§ **Goal of the exercise**
Each record below should be repeated precisely as written.

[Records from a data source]
※ ※ ※
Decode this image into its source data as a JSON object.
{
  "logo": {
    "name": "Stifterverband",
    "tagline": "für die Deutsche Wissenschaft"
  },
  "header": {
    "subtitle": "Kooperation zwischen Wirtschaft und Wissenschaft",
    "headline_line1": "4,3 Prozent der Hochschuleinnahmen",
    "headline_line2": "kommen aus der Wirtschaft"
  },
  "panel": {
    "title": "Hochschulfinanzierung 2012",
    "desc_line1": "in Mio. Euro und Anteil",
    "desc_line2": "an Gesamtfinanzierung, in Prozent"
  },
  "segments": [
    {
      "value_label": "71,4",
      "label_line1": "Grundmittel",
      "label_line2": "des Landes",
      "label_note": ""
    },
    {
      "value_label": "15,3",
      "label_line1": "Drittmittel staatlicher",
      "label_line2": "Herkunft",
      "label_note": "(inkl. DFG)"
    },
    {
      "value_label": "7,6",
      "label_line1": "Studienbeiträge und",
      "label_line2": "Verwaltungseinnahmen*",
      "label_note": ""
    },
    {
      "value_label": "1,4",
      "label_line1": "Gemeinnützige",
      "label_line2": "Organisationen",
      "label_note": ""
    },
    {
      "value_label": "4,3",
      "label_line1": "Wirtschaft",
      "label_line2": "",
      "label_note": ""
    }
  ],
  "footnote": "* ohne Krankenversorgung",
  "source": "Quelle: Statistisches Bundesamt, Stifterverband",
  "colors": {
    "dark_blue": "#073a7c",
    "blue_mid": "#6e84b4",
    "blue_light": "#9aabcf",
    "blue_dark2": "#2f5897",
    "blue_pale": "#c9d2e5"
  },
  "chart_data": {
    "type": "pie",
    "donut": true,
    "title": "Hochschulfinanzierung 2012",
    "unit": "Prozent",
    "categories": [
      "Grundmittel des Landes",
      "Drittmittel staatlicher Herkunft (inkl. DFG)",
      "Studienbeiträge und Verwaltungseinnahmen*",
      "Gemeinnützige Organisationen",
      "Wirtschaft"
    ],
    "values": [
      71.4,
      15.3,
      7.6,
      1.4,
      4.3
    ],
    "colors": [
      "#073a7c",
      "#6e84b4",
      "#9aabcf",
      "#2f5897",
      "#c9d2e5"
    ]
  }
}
※ ※ ※
§ **Task answer**
Decode this image into its source data as a JSON object.
{
  "logo": {
    "name": "Stifterverband",
    "tagline": "für die Deutsche Wissenschaft"
  },
  "header": {
    "subtitle": "Kooperation zwischen Wirtschaft und Wissenschaft",
    "headline_line1": "4,3 Prozent der Hochschuleinnahmen",
    "headline_line2": "kommen aus der Wirtschaft"
  },
  "panel": {
    "title": "Hochschulfinanzierung 2012",
    "desc_line1": "in Mio. Euro und Anteil",
    "desc_line2": "an Gesamtfinanzierung, in Prozent"
  },
  "segments": [
    {
      "value_label": "71,4",
      "label_line1": "Grundmittel",
      "label_line2": "des Landes",
      "label_note": ""
    },
    {
      "value_label": "15,3",
      "label_line1": "Drittmittel staatlicher",
      "label_line2": "Herkunft",
      "label_note": "(inkl. DFG)"
    },
    {
      "value_label": "7,6",
      "label_line1": "Studienbeiträge und",
      "label_line2": "Verwaltungseinnahmen*",
      "label_note": ""
    },
    {
      "value_label": "1,4",
      "label_line1": "Gemeinnützige",
      "label_line2": "Organisationen",
      "label_note": ""
    },
    {
      "value_label": "4,3",
      "label_line1": "Wirtschaft",
      "label_line2": "",
      "label_note": ""
    }
  ],
  "footnote": "* ohne Krankenversorgung",
  "source": "Quelle: Statistisches Bundesamt, Stifterverband",
  "colors": {
    "dark_blue": "#073a7c",
    "blue_mid": "#6e84b4",
    "blue_light": "#9aabcf",
    "blue_dark2": "#2f5897",
    "blue_pale": "#c9d2e5"
  },
  "chart_data": {
    "type": "pie",
    "donut": true,
    "title": "Hochschulfinanzierung 2012",
    "unit": "Prozent",
    "categories": [
      "Grundmittel des Landes",
      "Drittmittel staatlicher Herkunft (inkl. DFG)",
      "Studienbeiträge und Verwaltungseinnahmen*",
      "Gemeinnützige Organisationen",
      "Wirtschaft"
    ],
    "values": [
      71.4,
      15.3,
      7.6,
      1.4,
      4.3
    ],
    "colors": [
      "#073a7c",
      "#6e84b4",
      "#9aabcf",
      "#2f5897",
      "#c9d2e5"
    ]
  }
}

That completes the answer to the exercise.